### WHAT IS BEING ASKED
Pick every line from the data that holds the word "Thèse".

═════ ENTRIES ═════

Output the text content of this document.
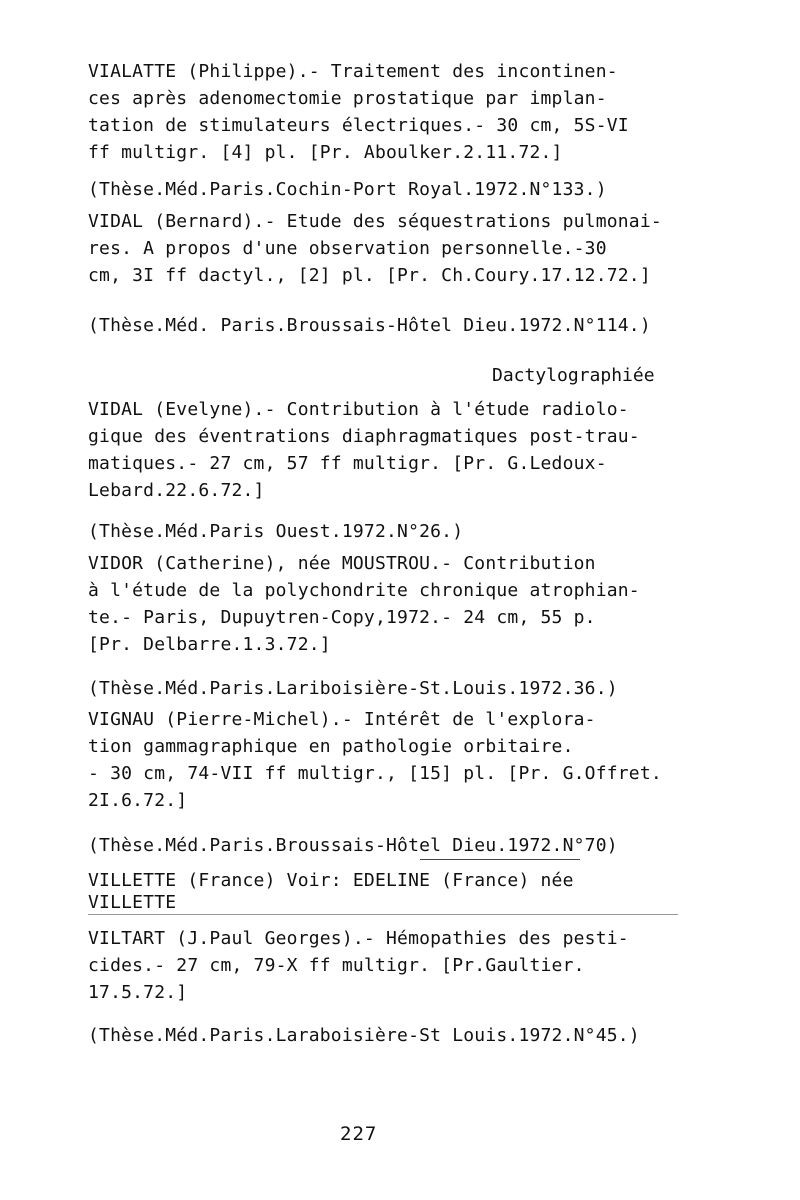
VIALATTE (Philippe).- Traitement des incontinen-
ces après adenomectomie prostatique par implan-
tation de stimulateurs électriques.- 30 cm, 5S-VI
ff multigr. [4] pl. [Pr. Aboulker.2.11.72.]
(Thèse.Méd.Paris.Cochin-Port Royal.1972.N°133.)
VIDAL (Bernard).- Etude des séquestrations pulmonai-
res. A propos d'une observation personnelle.-30
cm, 3I ff dactyl., [2] pl. [Pr. Ch.Coury.17.12.72.]
(Thèse.Méd. Paris.Broussais-Hôtel Dieu.1972.N°114.)
Dactylographiée
VIDAL (Evelyne).- Contribution à l'étude radiolo-
gique des éventrations diaphragmatiques post-trau-
matiques.- 27 cm, 57 ff multigr. [Pr. G.Ledoux-
Lebard.22.6.72.]
(Thèse.Méd.Paris Ouest.1972.N°26.)
VIDOR (Catherine), née MOUSTROU.- Contribution
à l'étude de la polychondrite chronique atrophian-
te.- Paris, Dupuytren-Copy,1972.- 24 cm, 55 p.
[Pr. Delbarre.1.3.72.]
(Thèse.Méd.Paris.Lariboisière-St.Louis.1972.36.)
VIGNAU (Pierre-Michel).- Intérêt de l'explora-
tion gammagraphique en pathologie orbitaire.
- 30 cm, 74-VII ff multigr., [15] pl. [Pr. G.Offret.
2I.6.72.]
(Thèse.Méd.Paris.Broussais-Hôtel Dieu.1972.N°70)
VILLETTE (France) Voir: EDELINE (France) née
VILLETTE
VILTART (J.Paul Georges).- Hémopathies des pesti-
cides.- 27 cm, 79-X ff multigr. [Pr.Gaultier.
17.5.72.]
(Thèse.Méd.Paris.Laraboisière-St Louis.1972.N°45.)
227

═════

### CORRECT RESULT
(Thèse.Méd.Paris.Cochin-Port Royal.1972.N°133.)
(Thèse.Méd. Paris.Broussais-Hôtel Dieu.1972.N°114.)
(Thèse.Méd.Paris Ouest.1972.N°26.)
(Thèse.Méd.Paris.Lariboisière-St.Louis.1972.36.)
(Thèse.Méd.Paris.Broussais-Hôtel Dieu.1972.N°70)
(Thèse.Méd.Paris.Laraboisière-St Louis.1972.N°45.)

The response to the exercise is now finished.